#### Extracted data entries
>>>>>
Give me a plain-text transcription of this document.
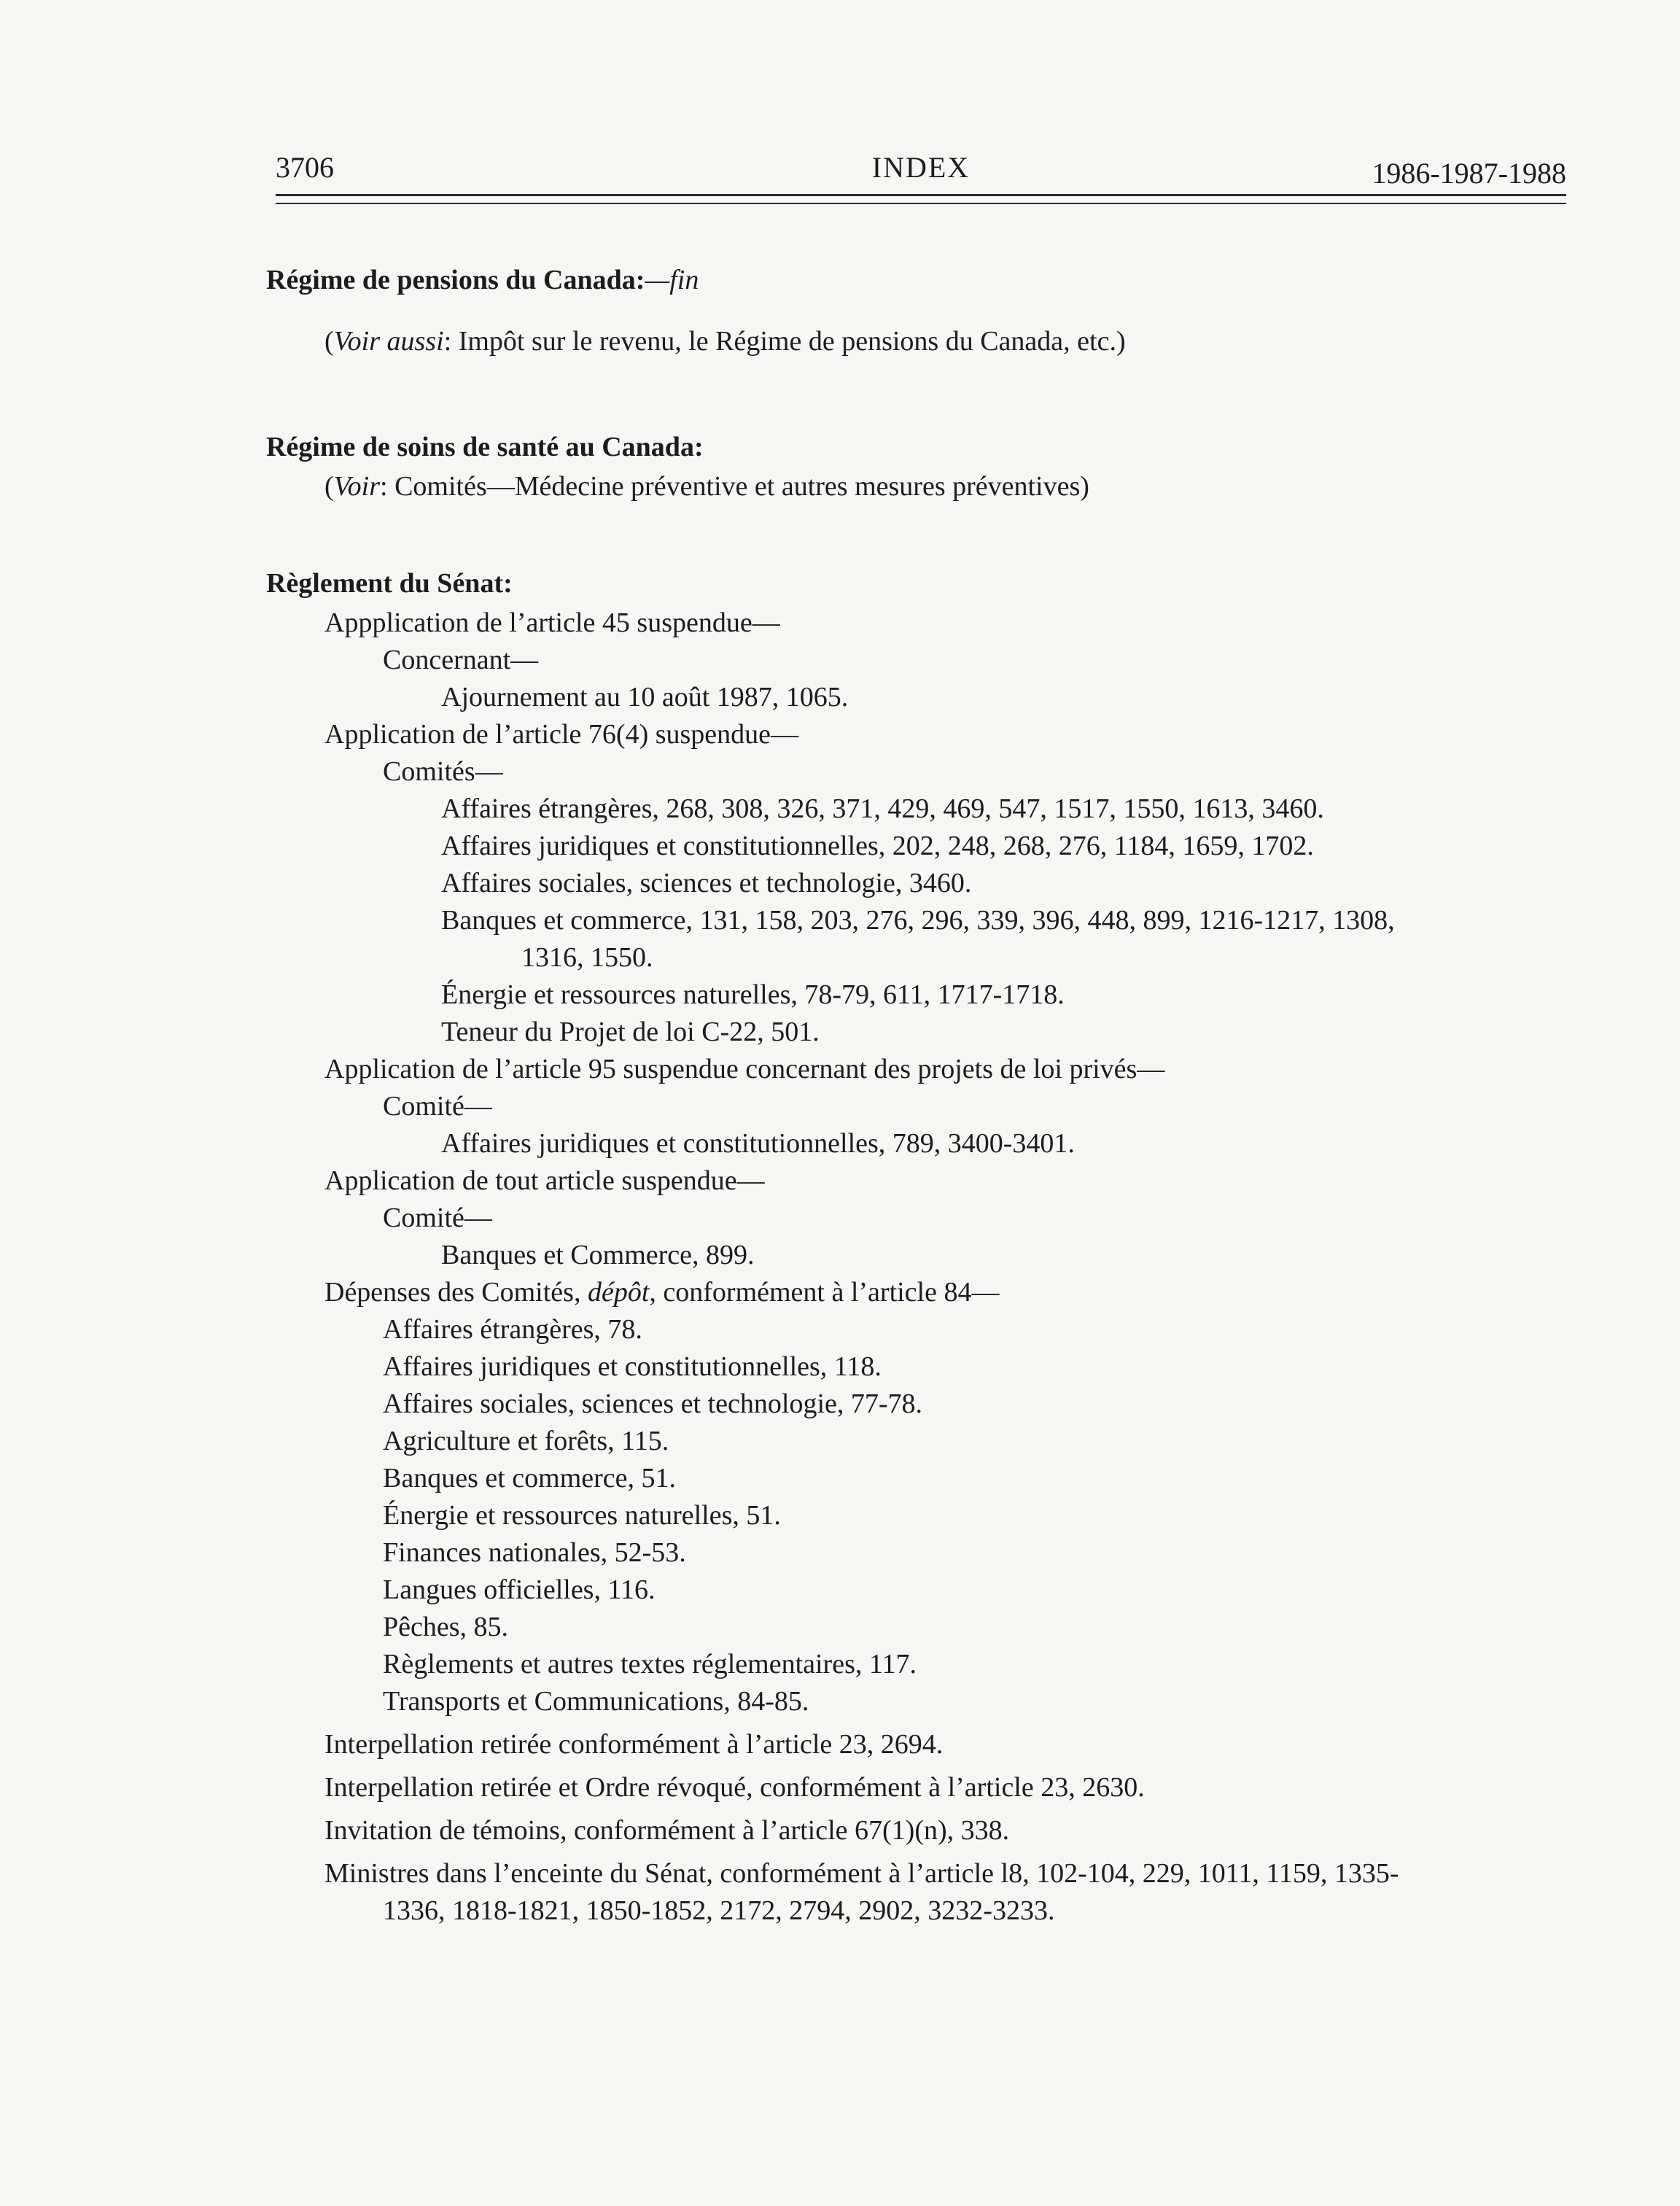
3706	INDEX	1986-1987-1988

Régime de pensions du Canada:—fin

(Voir aussi: Impôt sur le revenu, le Régime de pensions du Canada, etc.)

Régime de soins de santé au Canada:

(Voir: Comités—Médecine préventive et autres mesures préventives)

Règlement du Sénat:

Appplication de l’article 45 suspendue—

Concernant—

Ajournement au 10 août 1987, 1065.

Application de l’article 76(4) suspendue—

Comités—

Affaires étrangères, 268, 308, 326, 371, 429, 469, 547, 1517, 1550, 1613, 3460.

Affaires juridiques et constitutionnelles, 202, 248, 268, 276, 1184, 1659, 1702.

Affaires sociales, sciences et technologie, 3460.

Banques et commerce, 131, 158, 203, 276, 296, 339, 396, 448, 899, 1216-1217, 1308,

1316, 1550.

Énergie et ressources naturelles, 78-79, 611, 1717-1718.

Teneur du Projet de loi C-22, 501.

Application de l’article 95 suspendue concernant des projets de loi privés—

Comité—

Affaires juridiques et constitutionnelles, 789, 3400-3401.

Application de tout article suspendue—

Comité—

Banques et Commerce, 899.

Dépenses des Comités, dépôt, conformément à l’article 84—

Affaires étrangères, 78.

Affaires juridiques et constitutionnelles, 118.

Affaires sociales, sciences et technologie, 77-78.

Agriculture et forêts, 115.

Banques et commerce, 51.

Énergie et ressources naturelles, 51.

Finances nationales, 52-53.

Langues officielles, 116.

Pêches, 85.

Règlements et autres textes réglementaires, 117.

Transports et Communications, 84-85.

Interpellation retirée conformément à l’article 23, 2694.

Interpellation retirée et Ordre révoqué, conformément à l’article 23, 2630.

Invitation de témoins, conformément à l’article 67(1)(n), 338.

Ministres dans l’enceinte du Sénat, conformément à l’article l8, 102-104, 229, 1011, 1159, 1335-

1336, 1818-1821, 1850-1852, 2172, 2794, 2902, 3232-3233.
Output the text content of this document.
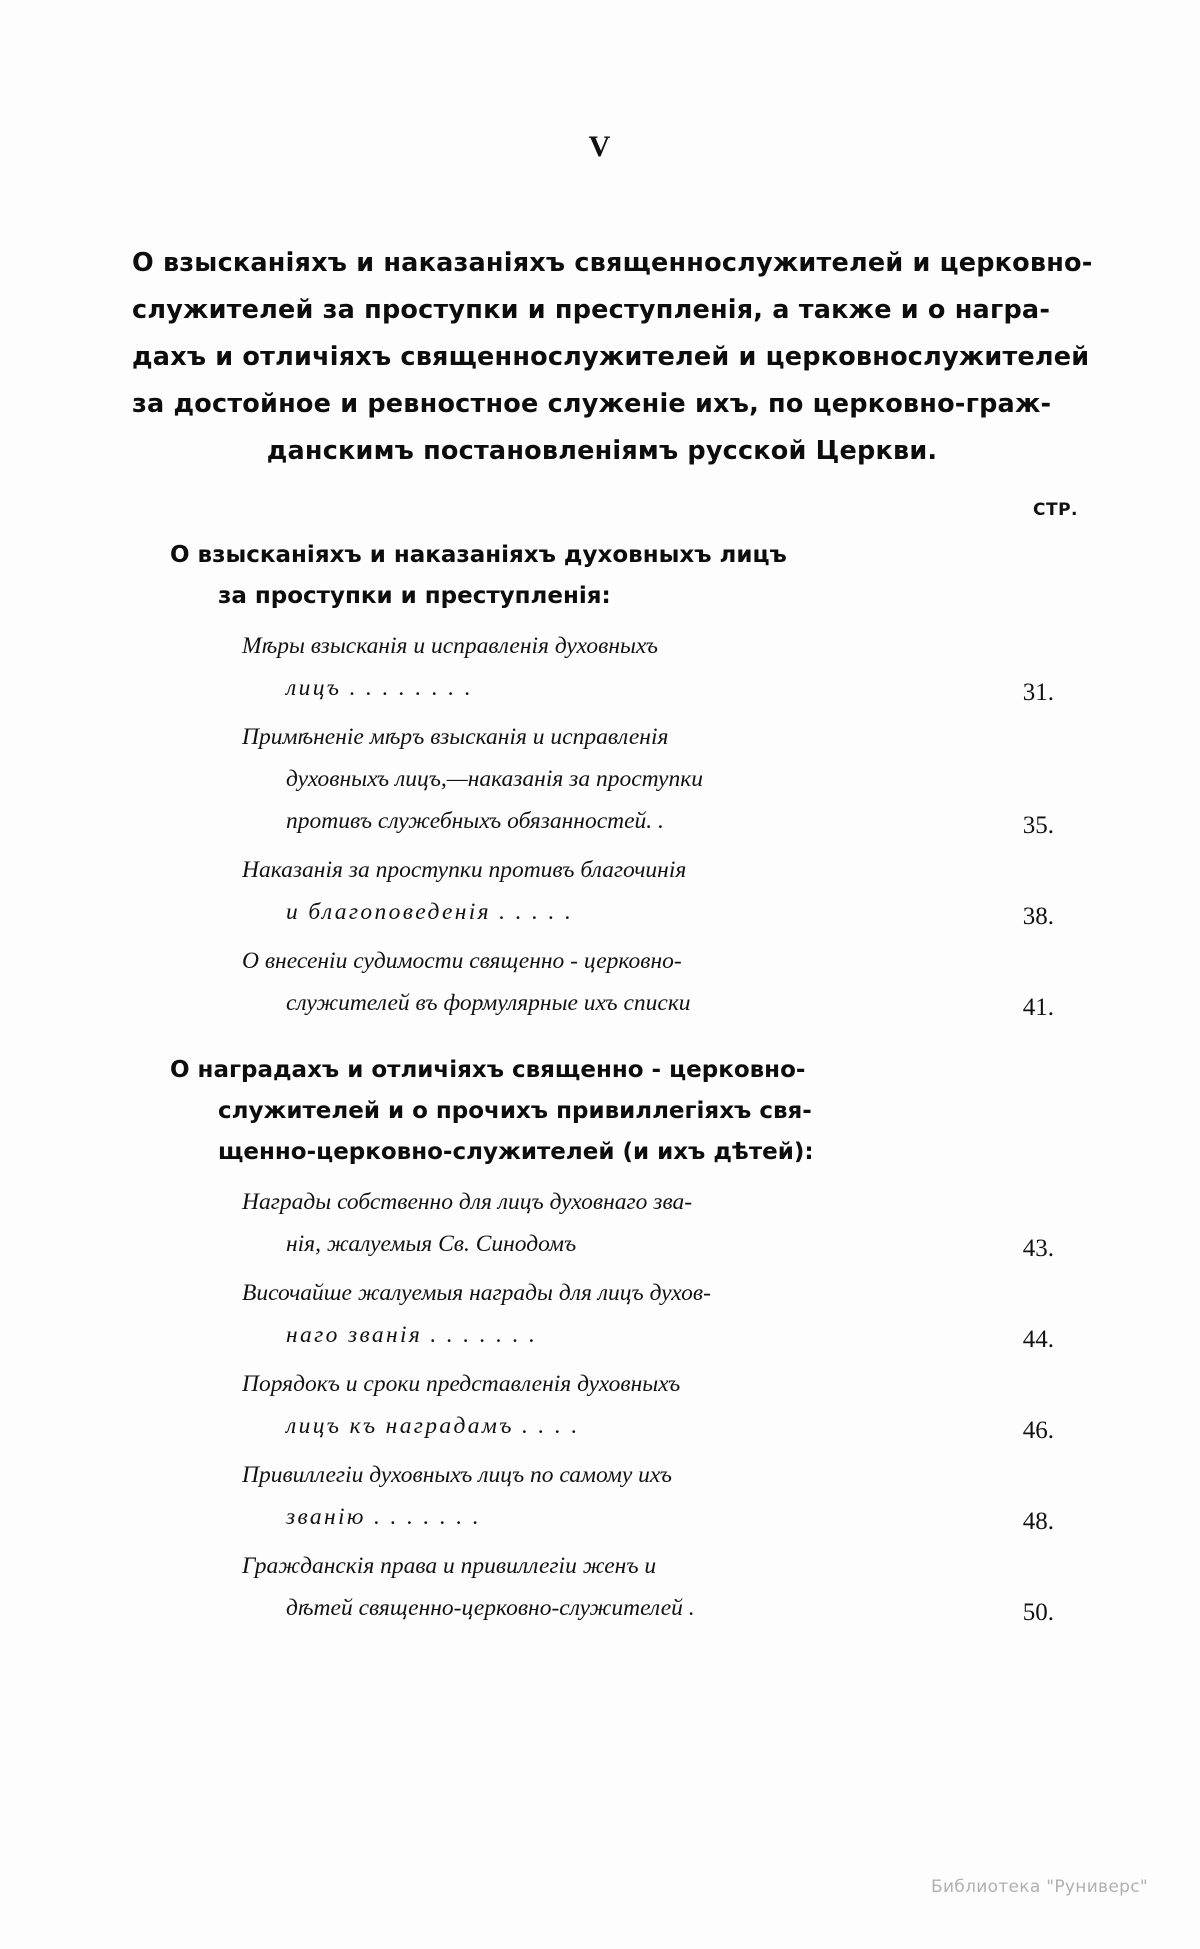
V
О взысканіяхъ и наказаніяхъ священнослужителей и церковно-
служителей за проступки и преступленія, а также и о награ-
дахъ и отличіяхъ священнослужителей и церковнослужителей
за достойное и ревностное служеніе ихъ, по церковно-граж-
данскимъ постановленіямъ русской Церкви.
СТР.
О взысканіяхъ и наказаніяхъ духовныхъ лицъ
за проступки и преступленія:
Мѣры взысканія и исправленія духовныхъ
лицъ . . . . . . . .	31.
Примѣненіе мѣръ взысканія и исправленія
духовныхъ лицъ,—наказанія за проступки
противъ служебныхъ обязанностей. .	35.
Наказанія за проступки противъ благочинія
и благоповеденія . . . . .	38.
О внесеніи судимости священно - церковно-
служителей въ формулярные ихъ списки	41.
О наградахъ и отличіяхъ священно - церковно-
служителей и о прочихъ привиллегіяхъ свя-
щенно-церковно-служителей (и ихъ дѣтей):
Награды собственно для лицъ духовнаго зва-
нія, жалуемыя Св. Синодомъ	43.
Височайше жалуемыя награды для лицъ духов-
наго званія . . . . . . .	44.
Порядокъ и сроки представленія духовныхъ
лицъ къ наградамъ . . . .	46.
Привиллегіи духовныхъ лицъ по самому ихъ
званію . . . . . . .	48.
Гражданскія права и привиллегіи женъ и
дѣтей священно-церковно-служителей .	50.
Библиотека "Руниверс"
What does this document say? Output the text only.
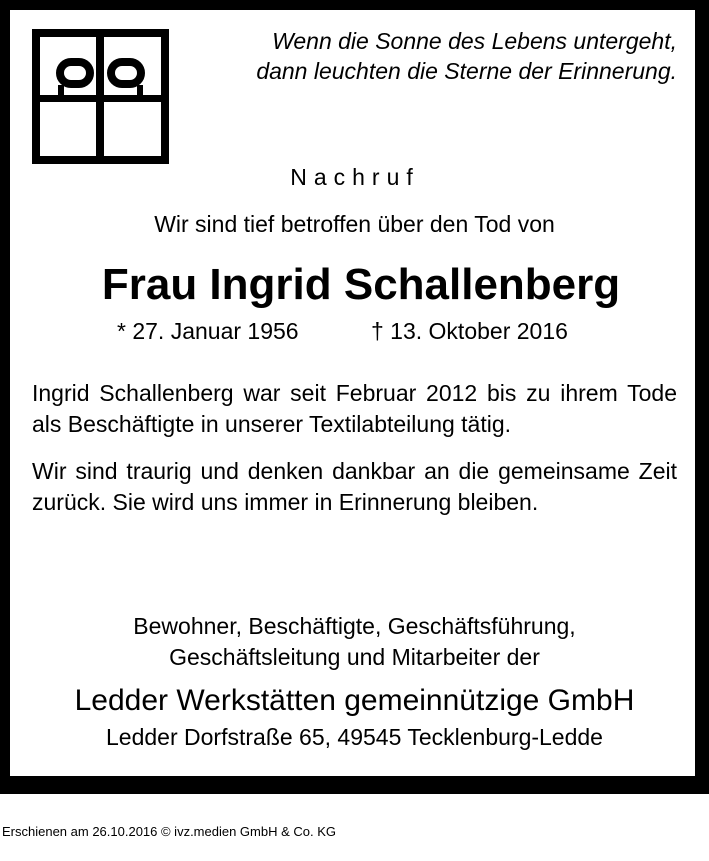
Wenn die Sonne des Lebens untergeht,
dann leuchten die Sterne der Erinnerung.

Nachruf

Wir sind tief betroffen über den Tod von

Frau Ingrid Schallenberg

* 27. Januar 1956	† 13. Oktober 2016

Ingrid Schallenberg war seit Februar 2012 bis zu ihrem Tode als Beschäftigte in unserer Textilabteilung tätig.

Wir sind traurig und denken dankbar an die gemeinsame Zeit zurück. Sie wird uns immer in Erinnerung bleiben.

Bewohner, Beschäftigte, Geschäftsführung,
Geschäftsleitung und Mitarbeiter der

Ledder Werkstätten gemeinnützige GmbH

Ledder Dorfstraße 65, 49545 Tecklenburg-Ledde

Erschienen am 26.10.2016 © ivz.medien GmbH & Co. KG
<<<<<
#### Instructions to follow
Quote all the lines above exactly as given. Do not include the pictures.

#### Complete answer
Give me a plain-text transcription of this document.
3706	INDEX	1986-1987-1988

Régime de pensions du Canada:—fin

(Voir aussi: Impôt sur le revenu, le Régime de pensions du Canada, etc.)

Régime de soins de santé au Canada:

(Voir: Comités—Médecine préventive et autres mesures préventives)

Règlement du Sénat:

Appplication de l’article 45 suspendue—

Concernant—

Ajournement au 10 août 1987, 1065.

Application de l’article 76(4) suspendue—

Comités—

Affaires étrangères, 268, 308, 326, 371, 429, 469, 547, 1517, 1550, 1613, 3460.

Affaires juridiques et constitutionnelles, 202, 248, 268, 276, 1184, 1659, 1702.

Affaires sociales, sciences et technologie, 3460.

Banques et commerce, 131, 158, 203, 276, 296, 339, 396, 448, 899, 1216-1217, 1308,

1316, 1550.

Énergie et ressources naturelles, 78-79, 611, 1717-1718.

Teneur du Projet de loi C-22, 501.

Application de l’article 95 suspendue concernant des projets de loi privés—

Comité—

Affaires juridiques et constitutionnelles, 789, 3400-3401.

Application de tout article suspendue—

Comité—

Banques et Commerce, 899.

Dépenses des Comités, dépôt, conformément à l’article 84—

Affaires étrangères, 78.

Affaires juridiques et constitutionnelles, 118.

Affaires sociales, sciences et technologie, 77-78.

Agriculture et forêts, 115.

Banques et commerce, 51.

Énergie et ressources naturelles, 51.

Finances nationales, 52-53.

Langues officielles, 116.

Pêches, 85.

Règlements et autres textes réglementaires, 117.

Transports et Communications, 84-85.

Interpellation retirée conformément à l’article 23, 2694.

Interpellation retirée et Ordre révoqué, conformément à l’article 23, 2630.

Invitation de témoins, conformément à l’article 67(1)(n), 338.

Ministres dans l’enceinte du Sénat, conformément à l’article l8, 102-104, 229, 1011, 1159, 1335-

1336, 1818-1821, 1850-1852, 2172, 2794, 2902, 3232-3233.
Output the text content of this document.
V
О взысканіяхъ и наказаніяхъ священнослужителей и церковно-
служителей за проступки и преступленія, а также и о награ-
дахъ и отличіяхъ священнослужителей и церковнослужителей
за достойное и ревностное служеніе ихъ, по церковно-граж-
данскимъ постановленіямъ русской Церкви.
СТР.
О взысканіяхъ и наказаніяхъ духовныхъ лицъ
за проступки и преступленія:
Мѣры взысканія и исправленія духовныхъ
лицъ . . . . . . . .	31.
Примѣненіе мѣръ взысканія и исправленія
духовныхъ лицъ,—наказанія за проступки
противъ служебныхъ обязанностей. .	35.
Наказанія за проступки противъ благочинія
и благоповеденія . . . . .	38.
О внесеніи судимости священно - церковно-
служителей въ формулярные ихъ списки	41.
О наградахъ и отличіяхъ священно - церковно-
служителей и о прочихъ привиллегіяхъ свя-
щенно-церковно-служителей (и ихъ дѣтей):
Награды собственно для лицъ духовнаго зва-
нія, жалуемыя Св. Синодомъ	43.
Височайше жалуемыя награды для лицъ духов-
наго званія . . . . . . .	44.
Порядокъ и сроки представленія духовныхъ
лицъ къ наградамъ . . . .	46.
Привиллегіи духовныхъ лицъ по самому ихъ
званію . . . . . . .	48.
Гражданскія права и привиллегіи женъ и
дѣтей священно-церковно-служителей .	50.
Библиотека "Руниверс"
What does this document say? Output the text only.
Wenn die Sonne des Lebens untergeht,
dann leuchten die Sterne der Erinnerung.

Nachruf

Wir sind tief betroffen über den Tod von

Frau Ingrid Schallenberg

* 27. Januar 1956	† 13. Oktober 2016

Ingrid Schallenberg war seit Februar 2012 bis zu ihrem Tode als Beschäftigte in unserer Textilabteilung tätig.

Wir sind traurig und denken dankbar an die gemeinsame Zeit zurück. Sie wird uns immer in Erinnerung bleiben.

Bewohner, Beschäftigte, Geschäftsführung,
Geschäftsleitung und Mitarbeiter der

Ledder Werkstätten gemeinnützige GmbH

Ledder Dorfstraße 65, 49545 Tecklenburg-Ledde

Erschienen am 26.10.2016 © ivz.medien GmbH & Co. KG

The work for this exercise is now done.